Copy the records below exactly, leaving out any pictures.

#### The records

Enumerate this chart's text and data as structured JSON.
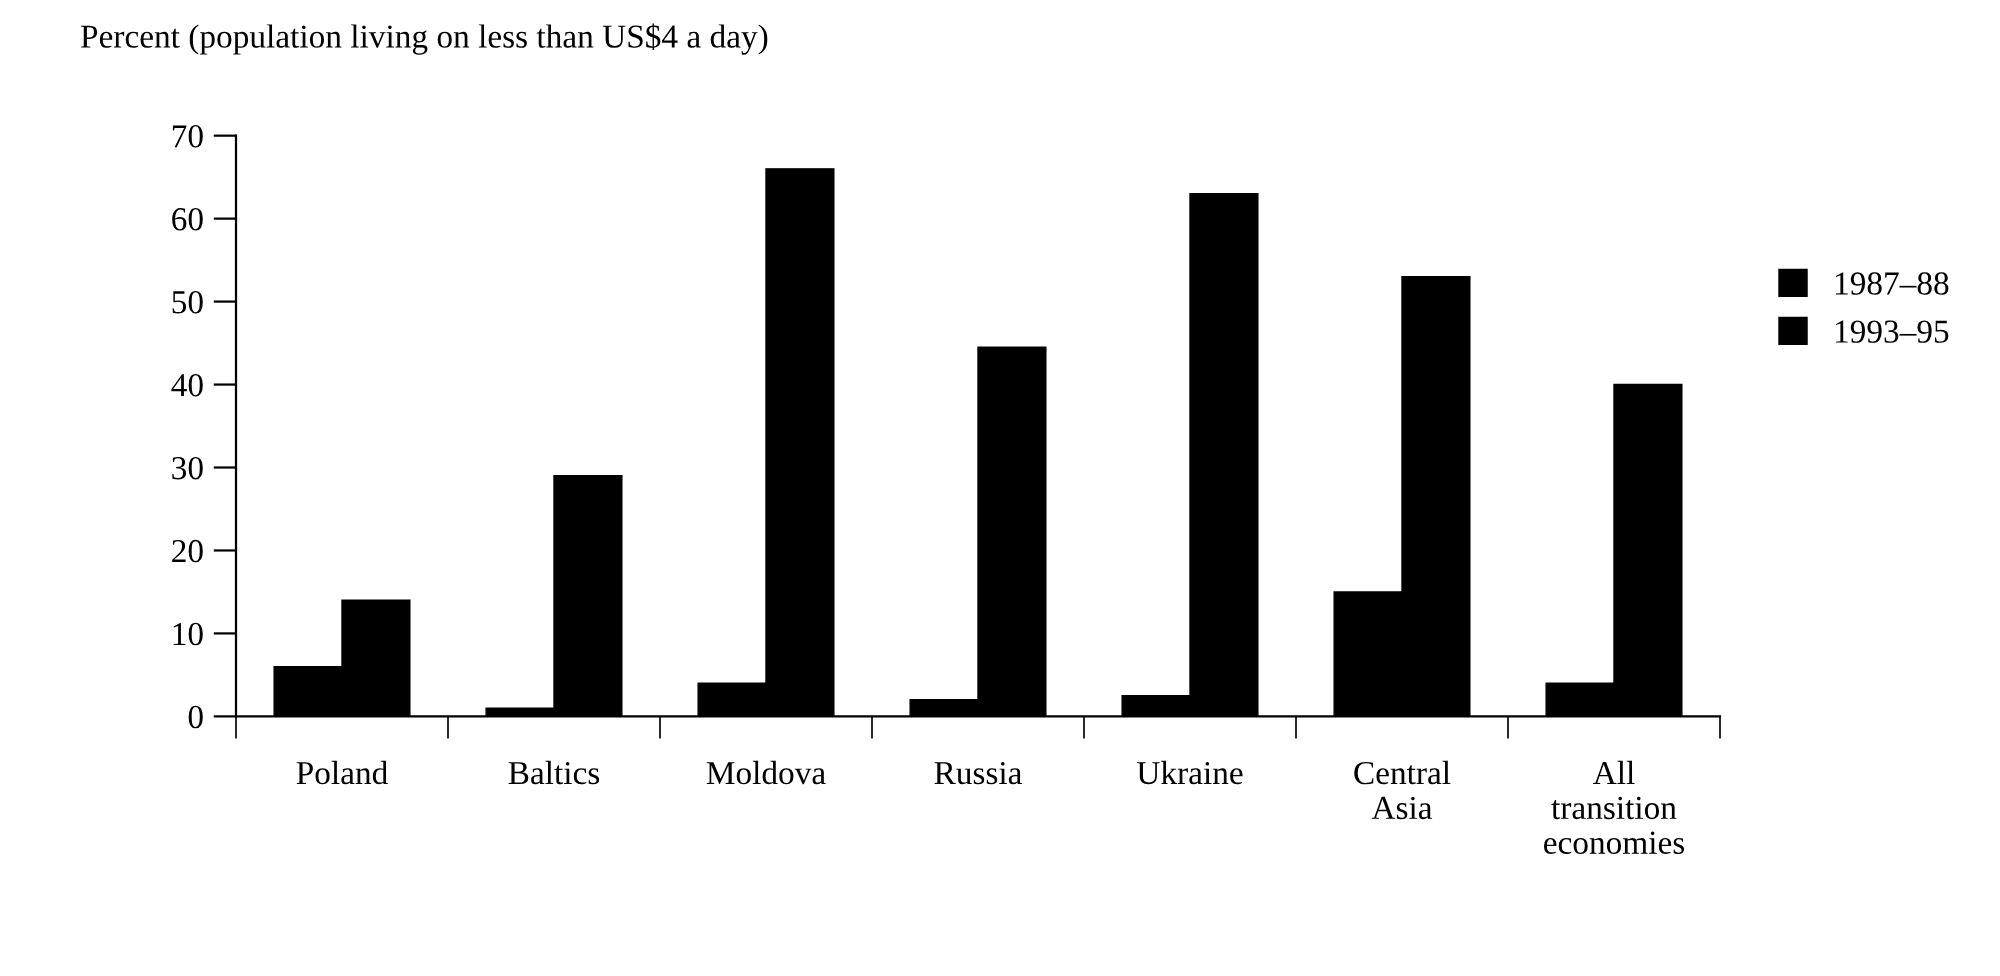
{
  "chart_data": {
    "type": "bar",
    "ylabel": "Percent (population living on less than US$4 a day)",
    "categories": [
      "Poland",
      "Baltics",
      "Moldova",
      "Russia",
      "Ukraine",
      "Central\nAsia",
      "All\ntransition\neconomies"
    ],
    "series": [
      {
        "name": "1987–88",
        "color": "#000000",
        "values": [
          6,
          1,
          4,
          2,
          2.5,
          15,
          4
        ]
      },
      {
        "name": "1993–95",
        "color": "#000000",
        "values": [
          14,
          29,
          66,
          44.5,
          63,
          53,
          40
        ]
      }
    ],
    "ylim": [
      0,
      70
    ],
    "yticks": [
      0,
      10,
      20,
      30,
      40,
      50,
      60,
      70
    ],
    "grid": false,
    "legend": "right"
  }
}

########

* Task result
Enumerate this chart's text and data as structured JSON.
{
  "chart_data": {
    "type": "bar",
    "ylabel": "Percent (population living on less than US$4 a day)",
    "categories": [
      "Poland",
      "Baltics",
      "Moldova",
      "Russia",
      "Ukraine",
      "Central\nAsia",
      "All\ntransition\neconomies"
    ],
    "series": [
      {
        "name": "1987–88",
        "color": "#000000",
        "values": [
          6,
          1,
          4,
          2,
          2.5,
          15,
          4
        ]
      },
      {
        "name": "1993–95",
        "color": "#000000",
        "values": [
          14,
          29,
          66,
          44.5,
          63,
          53,
          40
        ]
      }
    ],
    "ylim": [
      0,
      70
    ],
    "yticks": [
      0,
      10,
      20,
      30,
      40,
      50,
      60,
      70
    ],
    "grid": false,
    "legend": "right"
  }
}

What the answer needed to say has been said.